Each entry here needs to be set down again exactly, please; pictures are left out.

Figure content listings:
□ □ □ □ □
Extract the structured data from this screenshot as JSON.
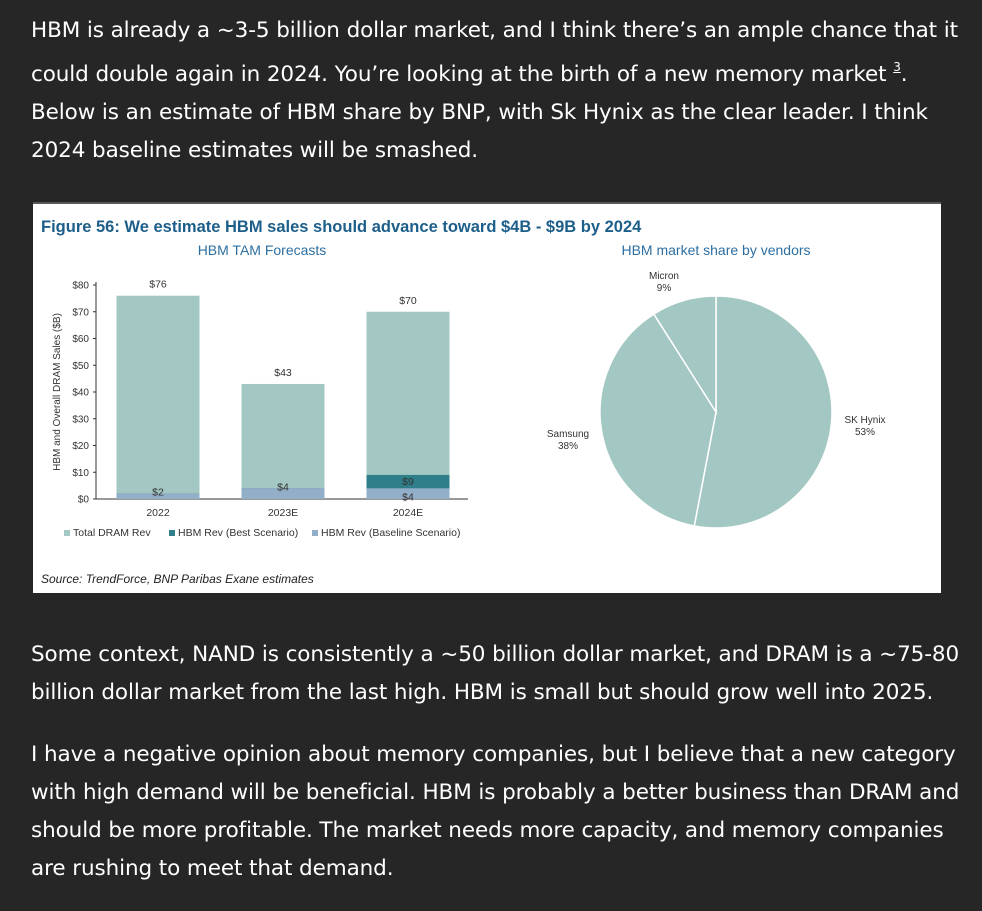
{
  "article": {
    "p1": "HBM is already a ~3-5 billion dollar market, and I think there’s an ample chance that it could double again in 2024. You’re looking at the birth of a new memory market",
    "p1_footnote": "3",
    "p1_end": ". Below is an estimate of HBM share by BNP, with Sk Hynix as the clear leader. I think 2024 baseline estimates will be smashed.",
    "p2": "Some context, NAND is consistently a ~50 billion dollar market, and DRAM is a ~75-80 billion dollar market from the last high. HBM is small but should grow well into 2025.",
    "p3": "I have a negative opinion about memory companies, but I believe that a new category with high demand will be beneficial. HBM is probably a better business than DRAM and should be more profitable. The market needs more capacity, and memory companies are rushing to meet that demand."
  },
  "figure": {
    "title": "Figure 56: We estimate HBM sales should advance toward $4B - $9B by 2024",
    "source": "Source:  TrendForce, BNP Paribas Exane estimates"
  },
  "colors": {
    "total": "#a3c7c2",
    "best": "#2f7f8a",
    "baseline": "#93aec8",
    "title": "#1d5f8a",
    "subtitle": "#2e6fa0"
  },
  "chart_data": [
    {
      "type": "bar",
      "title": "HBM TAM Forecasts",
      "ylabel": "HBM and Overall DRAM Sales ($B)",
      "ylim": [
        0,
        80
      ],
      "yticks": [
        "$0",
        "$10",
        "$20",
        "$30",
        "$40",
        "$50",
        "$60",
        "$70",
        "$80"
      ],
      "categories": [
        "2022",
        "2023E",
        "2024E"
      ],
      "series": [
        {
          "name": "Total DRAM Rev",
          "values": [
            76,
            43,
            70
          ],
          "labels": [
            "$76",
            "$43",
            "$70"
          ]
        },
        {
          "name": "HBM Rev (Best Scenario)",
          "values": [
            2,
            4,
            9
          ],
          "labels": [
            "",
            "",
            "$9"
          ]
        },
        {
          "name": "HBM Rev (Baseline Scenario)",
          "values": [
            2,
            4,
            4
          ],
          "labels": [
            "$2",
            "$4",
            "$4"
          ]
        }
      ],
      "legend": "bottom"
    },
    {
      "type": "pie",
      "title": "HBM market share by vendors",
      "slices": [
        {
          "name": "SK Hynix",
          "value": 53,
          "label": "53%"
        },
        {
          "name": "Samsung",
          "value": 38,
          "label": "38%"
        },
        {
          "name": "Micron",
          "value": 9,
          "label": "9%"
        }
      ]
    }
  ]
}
□ □ □ □ □
• [FULL SOLUTION]:
Extract the structured data from this screenshot as JSON.
{
  "article": {
    "p1": "HBM is already a ~3-5 billion dollar market, and I think there’s an ample chance that it could double again in 2024. You’re looking at the birth of a new memory market",
    "p1_footnote": "3",
    "p1_end": ". Below is an estimate of HBM share by BNP, with Sk Hynix as the clear leader. I think 2024 baseline estimates will be smashed.",
    "p2": "Some context, NAND is consistently a ~50 billion dollar market, and DRAM is a ~75-80 billion dollar market from the last high. HBM is small but should grow well into 2025.",
    "p3": "I have a negative opinion about memory companies, but I believe that a new category with high demand will be beneficial. HBM is probably a better business than DRAM and should be more profitable. The market needs more capacity, and memory companies are rushing to meet that demand."
  },
  "figure": {
    "title": "Figure 56: We estimate HBM sales should advance toward $4B - $9B by 2024",
    "source": "Source:  TrendForce, BNP Paribas Exane estimates"
  },
  "colors": {
    "total": "#a3c7c2",
    "best": "#2f7f8a",
    "baseline": "#93aec8",
    "title": "#1d5f8a",
    "subtitle": "#2e6fa0"
  },
  "chart_data": [
    {
      "type": "bar",
      "title": "HBM TAM Forecasts",
      "ylabel": "HBM and Overall DRAM Sales ($B)",
      "ylim": [
        0,
        80
      ],
      "yticks": [
        "$0",
        "$10",
        "$20",
        "$30",
        "$40",
        "$50",
        "$60",
        "$70",
        "$80"
      ],
      "categories": [
        "2022",
        "2023E",
        "2024E"
      ],
      "series": [
        {
          "name": "Total DRAM Rev",
          "values": [
            76,
            43,
            70
          ],
          "labels": [
            "$76",
            "$43",
            "$70"
          ]
        },
        {
          "name": "HBM Rev (Best Scenario)",
          "values": [
            2,
            4,
            9
          ],
          "labels": [
            "",
            "",
            "$9"
          ]
        },
        {
          "name": "HBM Rev (Baseline Scenario)",
          "values": [
            2,
            4,
            4
          ],
          "labels": [
            "$2",
            "$4",
            "$4"
          ]
        }
      ],
      "legend": "bottom"
    },
    {
      "type": "pie",
      "title": "HBM market share by vendors",
      "slices": [
        {
          "name": "SK Hynix",
          "value": 53,
          "label": "53%"
        },
        {
          "name": "Samsung",
          "value": 38,
          "label": "38%"
        },
        {
          "name": "Micron",
          "value": 9,
          "label": "9%"
        }
      ]
    }
  ]
}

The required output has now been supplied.